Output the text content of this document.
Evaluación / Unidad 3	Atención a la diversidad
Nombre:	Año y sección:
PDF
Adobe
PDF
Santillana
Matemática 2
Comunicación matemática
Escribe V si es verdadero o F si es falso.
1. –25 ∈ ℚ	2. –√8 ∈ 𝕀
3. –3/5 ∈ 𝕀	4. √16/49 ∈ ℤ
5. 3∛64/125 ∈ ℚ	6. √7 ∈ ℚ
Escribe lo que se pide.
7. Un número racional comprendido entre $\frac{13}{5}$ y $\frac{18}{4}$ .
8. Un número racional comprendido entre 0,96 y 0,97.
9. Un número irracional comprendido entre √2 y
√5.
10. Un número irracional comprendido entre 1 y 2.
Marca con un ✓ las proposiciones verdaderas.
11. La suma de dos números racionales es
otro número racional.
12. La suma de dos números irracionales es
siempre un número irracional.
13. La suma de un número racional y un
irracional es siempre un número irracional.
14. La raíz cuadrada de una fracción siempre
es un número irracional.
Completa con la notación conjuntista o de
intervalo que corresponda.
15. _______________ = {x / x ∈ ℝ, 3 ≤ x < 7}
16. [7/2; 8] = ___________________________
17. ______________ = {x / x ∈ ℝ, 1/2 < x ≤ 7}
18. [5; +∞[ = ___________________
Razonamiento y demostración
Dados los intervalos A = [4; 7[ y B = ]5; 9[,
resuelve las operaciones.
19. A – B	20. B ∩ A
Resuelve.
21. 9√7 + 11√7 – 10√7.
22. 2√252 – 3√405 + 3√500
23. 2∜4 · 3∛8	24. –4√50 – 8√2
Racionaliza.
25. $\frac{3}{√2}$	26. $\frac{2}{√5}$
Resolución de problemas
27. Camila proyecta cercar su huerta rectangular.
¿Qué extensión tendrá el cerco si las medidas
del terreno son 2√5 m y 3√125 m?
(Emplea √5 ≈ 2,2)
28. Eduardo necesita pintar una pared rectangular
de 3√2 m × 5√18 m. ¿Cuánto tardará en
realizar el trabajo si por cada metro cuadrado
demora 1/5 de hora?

→ Written exercise
Which lines in the data above contain "entre"? Show each one.

→ Response for this exercise
7. Un número racional comprendido entre $\frac{13}{5}$ y $\frac{18}{4}$ .
8. Un número racional comprendido entre 0,96 y 0,97.
9. Un número irracional comprendido entre √2 y
10. Un número irracional comprendido entre 1 y 2.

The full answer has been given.